→ **Work required**
Each entry below is to be transcribed exactly.

→ **Records for the exercise**

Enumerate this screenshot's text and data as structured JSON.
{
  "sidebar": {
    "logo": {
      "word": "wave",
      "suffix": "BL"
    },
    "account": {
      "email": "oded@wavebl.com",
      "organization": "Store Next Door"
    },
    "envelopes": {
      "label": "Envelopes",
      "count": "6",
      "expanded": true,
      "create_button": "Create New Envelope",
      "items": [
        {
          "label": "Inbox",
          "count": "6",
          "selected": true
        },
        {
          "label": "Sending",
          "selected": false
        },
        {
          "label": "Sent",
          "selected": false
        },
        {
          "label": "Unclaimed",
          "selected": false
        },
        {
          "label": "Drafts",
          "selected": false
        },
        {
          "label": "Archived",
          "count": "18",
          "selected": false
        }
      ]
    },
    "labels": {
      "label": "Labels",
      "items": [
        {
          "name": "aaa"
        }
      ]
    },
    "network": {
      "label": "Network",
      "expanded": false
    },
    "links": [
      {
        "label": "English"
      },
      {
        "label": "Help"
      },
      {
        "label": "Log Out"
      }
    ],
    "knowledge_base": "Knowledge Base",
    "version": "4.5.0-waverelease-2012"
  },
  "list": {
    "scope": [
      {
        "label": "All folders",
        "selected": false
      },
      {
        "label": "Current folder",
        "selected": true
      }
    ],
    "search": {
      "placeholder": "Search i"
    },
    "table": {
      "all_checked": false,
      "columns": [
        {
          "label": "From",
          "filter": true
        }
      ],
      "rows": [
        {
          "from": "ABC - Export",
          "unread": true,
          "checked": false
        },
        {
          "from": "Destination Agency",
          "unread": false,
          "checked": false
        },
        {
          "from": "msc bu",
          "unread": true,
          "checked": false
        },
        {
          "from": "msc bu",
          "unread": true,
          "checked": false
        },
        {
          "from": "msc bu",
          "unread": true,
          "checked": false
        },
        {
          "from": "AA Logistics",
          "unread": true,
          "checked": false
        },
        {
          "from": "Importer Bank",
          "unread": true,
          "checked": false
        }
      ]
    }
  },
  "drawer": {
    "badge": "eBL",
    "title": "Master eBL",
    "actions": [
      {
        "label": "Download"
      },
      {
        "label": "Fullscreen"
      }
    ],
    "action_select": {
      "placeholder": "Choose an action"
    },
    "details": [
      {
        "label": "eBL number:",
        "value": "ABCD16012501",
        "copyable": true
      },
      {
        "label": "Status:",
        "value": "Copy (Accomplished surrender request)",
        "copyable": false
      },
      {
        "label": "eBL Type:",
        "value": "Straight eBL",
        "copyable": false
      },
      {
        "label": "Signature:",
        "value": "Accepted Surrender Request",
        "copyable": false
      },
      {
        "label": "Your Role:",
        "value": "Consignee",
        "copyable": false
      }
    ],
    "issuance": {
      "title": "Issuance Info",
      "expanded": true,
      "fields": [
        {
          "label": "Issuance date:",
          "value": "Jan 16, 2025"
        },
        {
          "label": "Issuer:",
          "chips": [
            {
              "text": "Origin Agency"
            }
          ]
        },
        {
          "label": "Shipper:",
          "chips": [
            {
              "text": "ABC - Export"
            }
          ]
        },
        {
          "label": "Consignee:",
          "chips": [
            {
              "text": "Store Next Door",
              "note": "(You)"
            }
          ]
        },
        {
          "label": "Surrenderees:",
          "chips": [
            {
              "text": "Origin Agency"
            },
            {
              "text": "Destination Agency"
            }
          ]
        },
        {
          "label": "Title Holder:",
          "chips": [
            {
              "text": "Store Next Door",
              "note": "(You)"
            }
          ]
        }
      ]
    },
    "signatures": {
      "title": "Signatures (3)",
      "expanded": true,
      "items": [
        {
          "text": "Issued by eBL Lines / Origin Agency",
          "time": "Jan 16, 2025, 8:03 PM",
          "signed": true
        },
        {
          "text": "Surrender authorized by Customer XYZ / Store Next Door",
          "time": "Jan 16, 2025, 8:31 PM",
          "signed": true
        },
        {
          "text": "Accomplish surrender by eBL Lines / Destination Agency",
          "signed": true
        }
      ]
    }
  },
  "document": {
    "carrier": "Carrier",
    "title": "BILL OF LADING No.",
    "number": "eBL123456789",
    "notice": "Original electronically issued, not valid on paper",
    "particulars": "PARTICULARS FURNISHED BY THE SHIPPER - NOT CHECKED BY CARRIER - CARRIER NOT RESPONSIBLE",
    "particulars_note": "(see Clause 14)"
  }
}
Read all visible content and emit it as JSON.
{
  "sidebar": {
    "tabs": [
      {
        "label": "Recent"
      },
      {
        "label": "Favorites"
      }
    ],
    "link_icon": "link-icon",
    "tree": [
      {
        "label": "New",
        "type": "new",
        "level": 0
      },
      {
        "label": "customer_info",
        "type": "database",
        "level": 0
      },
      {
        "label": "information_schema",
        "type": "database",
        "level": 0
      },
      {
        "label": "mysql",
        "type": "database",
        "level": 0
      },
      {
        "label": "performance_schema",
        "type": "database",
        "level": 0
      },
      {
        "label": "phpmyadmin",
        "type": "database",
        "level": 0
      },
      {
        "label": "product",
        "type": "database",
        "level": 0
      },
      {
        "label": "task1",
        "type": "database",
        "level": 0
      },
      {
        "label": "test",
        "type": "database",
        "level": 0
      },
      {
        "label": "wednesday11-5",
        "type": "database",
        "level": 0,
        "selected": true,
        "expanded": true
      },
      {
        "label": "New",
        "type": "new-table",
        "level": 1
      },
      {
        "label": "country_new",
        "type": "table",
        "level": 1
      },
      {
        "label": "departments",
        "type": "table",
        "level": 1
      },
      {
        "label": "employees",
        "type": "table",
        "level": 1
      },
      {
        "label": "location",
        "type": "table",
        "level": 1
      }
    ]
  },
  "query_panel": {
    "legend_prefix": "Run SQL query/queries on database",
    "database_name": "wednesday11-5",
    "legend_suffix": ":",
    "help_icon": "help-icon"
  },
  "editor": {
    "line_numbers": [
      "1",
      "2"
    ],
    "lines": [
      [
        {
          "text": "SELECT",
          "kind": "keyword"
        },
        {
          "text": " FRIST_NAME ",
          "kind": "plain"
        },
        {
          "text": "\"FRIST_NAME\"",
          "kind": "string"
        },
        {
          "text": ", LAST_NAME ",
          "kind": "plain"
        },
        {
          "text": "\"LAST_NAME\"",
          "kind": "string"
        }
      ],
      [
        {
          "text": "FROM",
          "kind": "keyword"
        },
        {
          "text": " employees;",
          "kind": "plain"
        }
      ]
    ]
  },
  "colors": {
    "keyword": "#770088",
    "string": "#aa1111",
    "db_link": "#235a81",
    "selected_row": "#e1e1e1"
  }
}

→ **Final result**
Enumerate this screenshot's text and data as structured JSON.
{
  "sidebar": {
    "logo": {
      "word": "wave",
      "suffix": "BL"
    },
    "account": {
      "email": "oded@wavebl.com",
      "organization": "Store Next Door"
    },
    "envelopes": {
      "label": "Envelopes",
      "count": "6",
      "expanded": true,
      "create_button": "Create New Envelope",
      "items": [
        {
          "label": "Inbox",
          "count": "6",
          "selected": true
        },
        {
          "label": "Sending",
          "selected": false
        },
        {
          "label": "Sent",
          "selected": false
        },
        {
          "label": "Unclaimed",
          "selected": false
        },
        {
          "label": "Drafts",
          "selected": false
        },
        {
          "label": "Archived",
          "count": "18",
          "selected": false
        }
      ]
    },
    "labels": {
      "label": "Labels",
      "items": [
        {
          "name": "aaa"
        }
      ]
    },
    "network": {
      "label": "Network",
      "expanded": false
    },
    "links": [
      {
        "label": "English"
      },
      {
        "label": "Help"
      },
      {
        "label": "Log Out"
      }
    ],
    "knowledge_base": "Knowledge Base",
    "version": "4.5.0-waverelease-2012"
  },
  "list": {
    "scope": [
      {
        "label": "All folders",
        "selected": false
      },
      {
        "label": "Current folder",
        "selected": true
      }
    ],
    "search": {
      "placeholder": "Search i"
    },
    "table": {
      "all_checked": false,
      "columns": [
        {
          "label": "From",
          "filter": true
        }
      ],
      "rows": [
        {
          "from": "ABC - Export",
          "unread": true,
          "checked": false
        },
        {
          "from": "Destination Agency",
          "unread": false,
          "checked": false
        },
        {
          "from": "msc bu",
          "unread": true,
          "checked": false
        },
        {
          "from": "msc bu",
          "unread": true,
          "checked": false
        },
        {
          "from": "msc bu",
          "unread": true,
          "checked": false
        },
        {
          "from": "AA Logistics",
          "unread": true,
          "checked": false
        },
        {
          "from": "Importer Bank",
          "unread": true,
          "checked": false
        }
      ]
    }
  },
  "drawer": {
    "badge": "eBL",
    "title": "Master eBL",
    "actions": [
      {
        "label": "Download"
      },
      {
        "label": "Fullscreen"
      }
    ],
    "action_select": {
      "placeholder": "Choose an action"
    },
    "details": [
      {
        "label": "eBL number:",
        "value": "ABCD16012501",
        "copyable": true
      },
      {
        "label": "Status:",
        "value": "Copy (Accomplished surrender request)",
        "copyable": false
      },
      {
        "label": "eBL Type:",
        "value": "Straight eBL",
        "copyable": false
      },
      {
        "label": "Signature:",
        "value": "Accepted Surrender Request",
        "copyable": false
      },
      {
        "label": "Your Role:",
        "value": "Consignee",
        "copyable": false
      }
    ],
    "issuance": {
      "title": "Issuance Info",
      "expanded": true,
      "fields": [
        {
          "label": "Issuance date:",
          "value": "Jan 16, 2025"
        },
        {
          "label": "Issuer:",
          "chips": [
            {
              "text": "Origin Agency"
            }
          ]
        },
        {
          "label": "Shipper:",
          "chips": [
            {
              "text": "ABC - Export"
            }
          ]
        },
        {
          "label": "Consignee:",
          "chips": [
            {
              "text": "Store Next Door",
              "note": "(You)"
            }
          ]
        },
        {
          "label": "Surrenderees:",
          "chips": [
            {
              "text": "Origin Agency"
            },
            {
              "text": "Destination Agency"
            }
          ]
        },
        {
          "label": "Title Holder:",
          "chips": [
            {
              "text": "Store Next Door",
              "note": "(You)"
            }
          ]
        }
      ]
    },
    "signatures": {
      "title": "Signatures (3)",
      "expanded": true,
      "items": [
        {
          "text": "Issued by eBL Lines / Origin Agency",
          "time": "Jan 16, 2025, 8:03 PM",
          "signed": true
        },
        {
          "text": "Surrender authorized by Customer XYZ / Store Next Door",
          "time": "Jan 16, 2025, 8:31 PM",
          "signed": true
        },
        {
          "text": "Accomplish surrender by eBL Lines / Destination Agency",
          "signed": true
        }
      ]
    }
  },
  "document": {
    "carrier": "Carrier",
    "title": "BILL OF LADING No.",
    "number": "eBL123456789",
    "notice": "Original electronically issued, not valid on paper",
    "particulars": "PARTICULARS FURNISHED BY THE SHIPPER - NOT CHECKED BY CARRIER - CARRIER NOT RESPONSIBLE",
    "particulars_note": "(see Clause 14)"
  }
}
Read all visible content and emit it as JSON.
{
  "sidebar": {
    "tabs": [
      {
        "label": "Recent"
      },
      {
        "label": "Favorites"
      }
    ],
    "link_icon": "link-icon",
    "tree": [
      {
        "label": "New",
        "type": "new",
        "level": 0
      },
      {
        "label": "customer_info",
        "type": "database",
        "level": 0
      },
      {
        "label": "information_schema",
        "type": "database",
        "level": 0
      },
      {
        "label": "mysql",
        "type": "database",
        "level": 0
      },
      {
        "label": "performance_schema",
        "type": "database",
        "level": 0
      },
      {
        "label": "phpmyadmin",
        "type": "database",
        "level": 0
      },
      {
        "label": "product",
        "type": "database",
        "level": 0
      },
      {
        "label": "task1",
        "type": "database",
        "level": 0
      },
      {
        "label": "test",
        "type": "database",
        "level": 0
      },
      {
        "label": "wednesday11-5",
        "type": "database",
        "level": 0,
        "selected": true,
        "expanded": true
      },
      {
        "label": "New",
        "type": "new-table",
        "level": 1
      },
      {
        "label": "country_new",
        "type": "table",
        "level": 1
      },
      {
        "label": "departments",
        "type": "table",
        "level": 1
      },
      {
        "label": "employees",
        "type": "table",
        "level": 1
      },
      {
        "label": "location",
        "type": "table",
        "level": 1
      }
    ]
  },
  "query_panel": {
    "legend_prefix": "Run SQL query/queries on database",
    "database_name": "wednesday11-5",
    "legend_suffix": ":",
    "help_icon": "help-icon"
  },
  "editor": {
    "line_numbers": [
      "1",
      "2"
    ],
    "lines": [
      [
        {
          "text": "SELECT",
          "kind": "keyword"
        },
        {
          "text": " FRIST_NAME ",
          "kind": "plain"
        },
        {
          "text": "\"FRIST_NAME\"",
          "kind": "string"
        },
        {
          "text": ", LAST_NAME ",
          "kind": "plain"
        },
        {
          "text": "\"LAST_NAME\"",
          "kind": "string"
        }
      ],
      [
        {
          "text": "FROM",
          "kind": "keyword"
        },
        {
          "text": " employees;",
          "kind": "plain"
        }
      ]
    ]
  },
  "colors": {
    "keyword": "#770088",
    "string": "#aa1111",
    "db_link": "#235a81",
    "selected_row": "#e1e1e1"
  }
}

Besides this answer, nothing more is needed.